Make an exact copy of all the entries, with the pictures left out.

══ TASK MATERIAL ══

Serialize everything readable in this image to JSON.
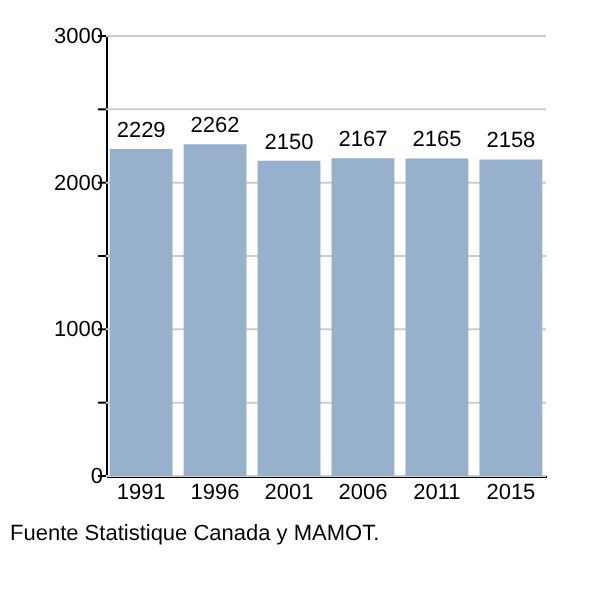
{
  "chart_data": {
    "type": "bar",
    "categories": [
      "1991",
      "1996",
      "2001",
      "2006",
      "2011",
      "2015"
    ],
    "values": [
      2229,
      2262,
      2150,
      2167,
      2165,
      2158
    ],
    "color": "#97b1cd",
    "ylim": [
      0,
      3000
    ],
    "yticks": [
      0,
      {
        "value": 500,
        "label": null
      },
      1000,
      {
        "value": 1500,
        "label": null
      },
      2000,
      {
        "value": 2500,
        "label": null
      },
      3000
    ],
    "grid": "y",
    "data_labels": true,
    "annotations": [
      "Fuente Statistique Canada y MAMOT."
    ]
  }
}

═══

SOLUTION TO THIS PROBLEM:
Serialize everything readable in this image to JSON.
{
  "chart_data": {
    "type": "bar",
    "categories": [
      "1991",
      "1996",
      "2001",
      "2006",
      "2011",
      "2015"
    ],
    "values": [
      2229,
      2262,
      2150,
      2167,
      2165,
      2158
    ],
    "color": "#97b1cd",
    "ylim": [
      0,
      3000
    ],
    "yticks": [
      0,
      {
        "value": 500,
        "label": null
      },
      1000,
      {
        "value": 1500,
        "label": null
      },
      2000,
      {
        "value": 2500,
        "label": null
      },
      3000
    ],
    "grid": "y",
    "data_labels": true,
    "annotations": [
      "Fuente Statistique Canada y MAMOT."
    ]
  }
}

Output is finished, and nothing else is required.